→ **Written exercise**:
Set down each line of the data below exactly as it stands, dropping the pictures.
Start
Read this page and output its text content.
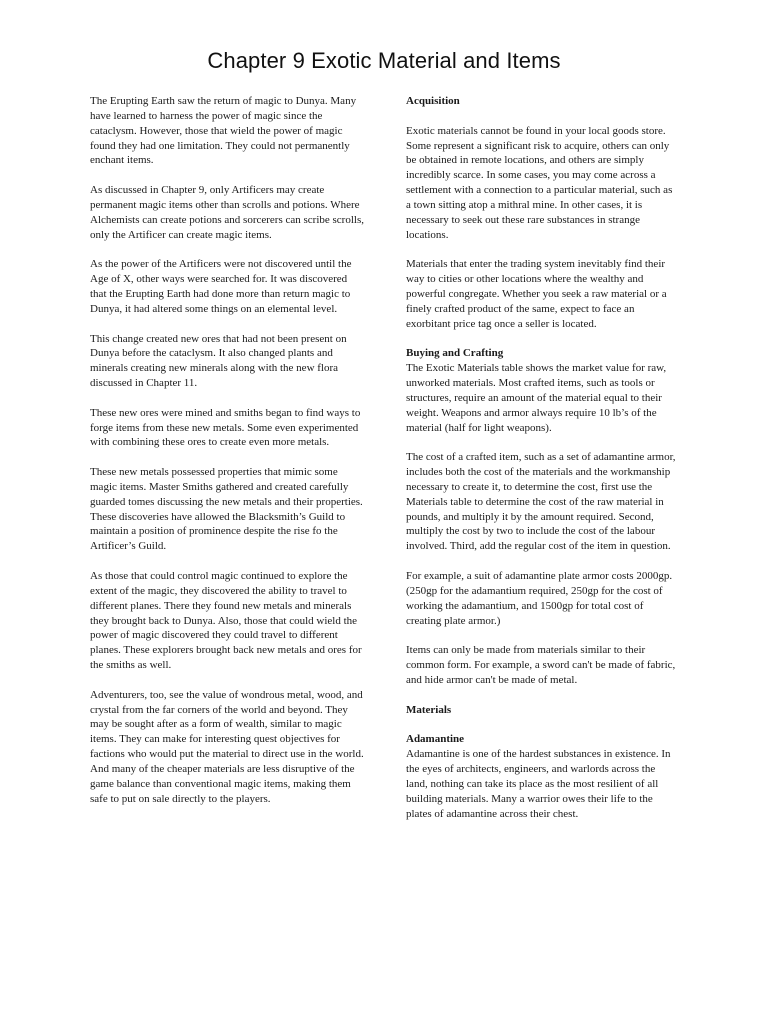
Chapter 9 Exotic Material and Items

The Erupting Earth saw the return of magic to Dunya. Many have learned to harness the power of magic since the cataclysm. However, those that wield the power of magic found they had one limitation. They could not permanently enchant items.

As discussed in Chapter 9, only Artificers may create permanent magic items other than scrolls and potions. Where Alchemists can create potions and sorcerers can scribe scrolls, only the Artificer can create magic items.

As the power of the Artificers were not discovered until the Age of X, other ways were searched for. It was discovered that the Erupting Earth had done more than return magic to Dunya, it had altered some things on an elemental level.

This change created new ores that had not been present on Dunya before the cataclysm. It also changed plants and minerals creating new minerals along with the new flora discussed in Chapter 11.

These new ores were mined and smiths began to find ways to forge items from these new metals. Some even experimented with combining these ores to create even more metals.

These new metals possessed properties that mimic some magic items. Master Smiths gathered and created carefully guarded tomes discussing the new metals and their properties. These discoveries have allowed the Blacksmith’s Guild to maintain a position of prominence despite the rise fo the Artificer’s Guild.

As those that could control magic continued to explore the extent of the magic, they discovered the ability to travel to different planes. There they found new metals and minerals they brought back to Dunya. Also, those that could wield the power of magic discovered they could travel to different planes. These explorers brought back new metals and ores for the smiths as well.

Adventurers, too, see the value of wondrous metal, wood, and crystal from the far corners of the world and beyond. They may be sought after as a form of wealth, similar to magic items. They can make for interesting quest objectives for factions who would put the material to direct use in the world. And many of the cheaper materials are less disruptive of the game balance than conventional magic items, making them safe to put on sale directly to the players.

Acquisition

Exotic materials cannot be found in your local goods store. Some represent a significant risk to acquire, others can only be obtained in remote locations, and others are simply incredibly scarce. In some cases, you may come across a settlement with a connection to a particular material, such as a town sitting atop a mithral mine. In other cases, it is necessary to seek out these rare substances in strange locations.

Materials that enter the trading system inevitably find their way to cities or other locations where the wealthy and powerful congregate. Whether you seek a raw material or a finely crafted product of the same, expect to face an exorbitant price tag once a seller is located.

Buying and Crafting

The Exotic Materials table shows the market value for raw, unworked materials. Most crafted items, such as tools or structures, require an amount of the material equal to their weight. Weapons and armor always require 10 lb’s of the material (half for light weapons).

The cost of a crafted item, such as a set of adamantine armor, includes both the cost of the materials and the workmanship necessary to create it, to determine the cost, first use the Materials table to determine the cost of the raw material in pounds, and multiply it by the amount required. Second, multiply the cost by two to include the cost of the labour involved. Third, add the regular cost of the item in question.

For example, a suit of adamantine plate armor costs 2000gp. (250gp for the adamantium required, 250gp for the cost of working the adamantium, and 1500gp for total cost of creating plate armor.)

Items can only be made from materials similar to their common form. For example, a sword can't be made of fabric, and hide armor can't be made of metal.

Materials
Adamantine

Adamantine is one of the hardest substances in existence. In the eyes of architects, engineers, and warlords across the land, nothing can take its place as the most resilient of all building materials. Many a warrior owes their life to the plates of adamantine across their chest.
End
→ **Solved exercise**:
Read this page and output its text content.
Chapter 9 Exotic Material and Items

The Erupting Earth saw the return of magic to Dunya. Many have learned to harness the power of magic since the cataclysm. However, those that wield the power of magic found they had one limitation. They could not permanently enchant items.

As discussed in Chapter 9, only Artificers may create permanent magic items other than scrolls and potions. Where Alchemists can create potions and sorcerers can scribe scrolls, only the Artificer can create magic items.

As the power of the Artificers were not discovered until the Age of X, other ways were searched for. It was discovered that the Erupting Earth had done more than return magic to Dunya, it had altered some things on an elemental level.

This change created new ores that had not been present on Dunya before the cataclysm. It also changed plants and minerals creating new minerals along with the new flora discussed in Chapter 11.

These new ores were mined and smiths began to find ways to forge items from these new metals. Some even experimented with combining these ores to create even more metals.

These new metals possessed properties that mimic some magic items. Master Smiths gathered and created carefully guarded tomes discussing the new metals and their properties. These discoveries have allowed the Blacksmith’s Guild to maintain a position of prominence despite the rise fo the Artificer’s Guild.

As those that could control magic continued to explore the extent of the magic, they discovered the ability to travel to different planes. There they found new metals and minerals they brought back to Dunya. Also, those that could wield the power of magic discovered they could travel to different planes. These explorers brought back new metals and ores for the smiths as well.

Adventurers, too, see the value of wondrous metal, wood, and crystal from the far corners of the world and beyond. They may be sought after as a form of wealth, similar to magic items. They can make for interesting quest objectives for factions who would put the material to direct use in the world. And many of the cheaper materials are less disruptive of the game balance than conventional magic items, making them safe to put on sale directly to the players.

Acquisition

Exotic materials cannot be found in your local goods store. Some represent a significant risk to acquire, others can only be obtained in remote locations, and others are simply incredibly scarce. In some cases, you may come across a settlement with a connection to a particular material, such as a town sitting atop a mithral mine. In other cases, it is necessary to seek out these rare substances in strange locations.

Materials that enter the trading system inevitably find their way to cities or other locations where the wealthy and powerful congregate. Whether you seek a raw material or a finely crafted product of the same, expect to face an exorbitant price tag once a seller is located.

Buying and Crafting

The Exotic Materials table shows the market value for raw, unworked materials. Most crafted items, such as tools or structures, require an amount of the material equal to their weight. Weapons and armor always require 10 lb’s of the material (half for light weapons).

The cost of a crafted item, such as a set of adamantine armor, includes both the cost of the materials and the workmanship necessary to create it, to determine the cost, first use the Materials table to determine the cost of the raw material in pounds, and multiply it by the amount required. Second, multiply the cost by two to include the cost of the labour involved. Third, add the regular cost of the item in question.

For example, a suit of adamantine plate armor costs 2000gp. (250gp for the adamantium required, 250gp for the cost of working the adamantium, and 1500gp for total cost of creating plate armor.)

Items can only be made from materials similar to their common form. For example, a sword can't be made of fabric, and hide armor can't be made of metal.

Materials
Adamantine

Adamantine is one of the hardest substances in existence. In the eyes of architects, engineers, and warlords across the land, nothing can take its place as the most resilient of all building materials. Many a warrior owes their life to the plates of adamantine across their chest.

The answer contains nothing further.